Exercise instructions: Print the lines exactly as they appear, from the start of the records through the line containing "lounger xyxy=(1482,486,1491,490)", with both ends included.

Begin Input for this task

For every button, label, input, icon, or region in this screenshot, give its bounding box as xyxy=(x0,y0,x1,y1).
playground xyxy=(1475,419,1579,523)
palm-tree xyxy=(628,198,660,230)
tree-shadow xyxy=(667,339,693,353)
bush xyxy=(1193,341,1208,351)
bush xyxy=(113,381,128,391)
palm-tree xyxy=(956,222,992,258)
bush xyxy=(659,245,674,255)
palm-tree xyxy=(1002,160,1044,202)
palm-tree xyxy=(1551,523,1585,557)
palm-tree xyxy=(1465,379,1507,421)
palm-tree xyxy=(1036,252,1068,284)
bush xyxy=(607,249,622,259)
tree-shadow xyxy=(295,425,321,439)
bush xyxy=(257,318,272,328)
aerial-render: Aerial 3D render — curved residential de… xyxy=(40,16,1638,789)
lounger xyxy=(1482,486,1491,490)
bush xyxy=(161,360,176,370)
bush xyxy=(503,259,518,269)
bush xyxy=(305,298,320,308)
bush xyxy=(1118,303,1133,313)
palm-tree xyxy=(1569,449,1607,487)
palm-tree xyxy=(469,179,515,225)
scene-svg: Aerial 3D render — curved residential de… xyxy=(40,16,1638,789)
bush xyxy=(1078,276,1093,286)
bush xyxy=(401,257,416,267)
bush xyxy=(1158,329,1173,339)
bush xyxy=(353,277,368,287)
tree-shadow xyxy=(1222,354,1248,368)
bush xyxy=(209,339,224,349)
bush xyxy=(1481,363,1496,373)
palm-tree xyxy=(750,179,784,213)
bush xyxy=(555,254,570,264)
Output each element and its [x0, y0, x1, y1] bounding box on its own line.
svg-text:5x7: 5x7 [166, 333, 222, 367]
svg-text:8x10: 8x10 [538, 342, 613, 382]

End Input for this task

Exercise response:
For every button, label, input, icon, or region in this screenshot, give its bounding box as xyxy=(x0,y0,x1,y1).
playground xyxy=(1475,419,1579,523)
palm-tree xyxy=(628,198,660,230)
tree-shadow xyxy=(667,339,693,353)
bush xyxy=(1193,341,1208,351)
bush xyxy=(113,381,128,391)
palm-tree xyxy=(956,222,992,258)
bush xyxy=(659,245,674,255)
palm-tree xyxy=(1002,160,1044,202)
palm-tree xyxy=(1551,523,1585,557)
palm-tree xyxy=(1465,379,1507,421)
palm-tree xyxy=(1036,252,1068,284)
bush xyxy=(607,249,622,259)
tree-shadow xyxy=(295,425,321,439)
bush xyxy=(257,318,272,328)
aerial-render: Aerial 3D render — curved residential de… xyxy=(40,16,1638,789)
lounger xyxy=(1482,486,1491,490)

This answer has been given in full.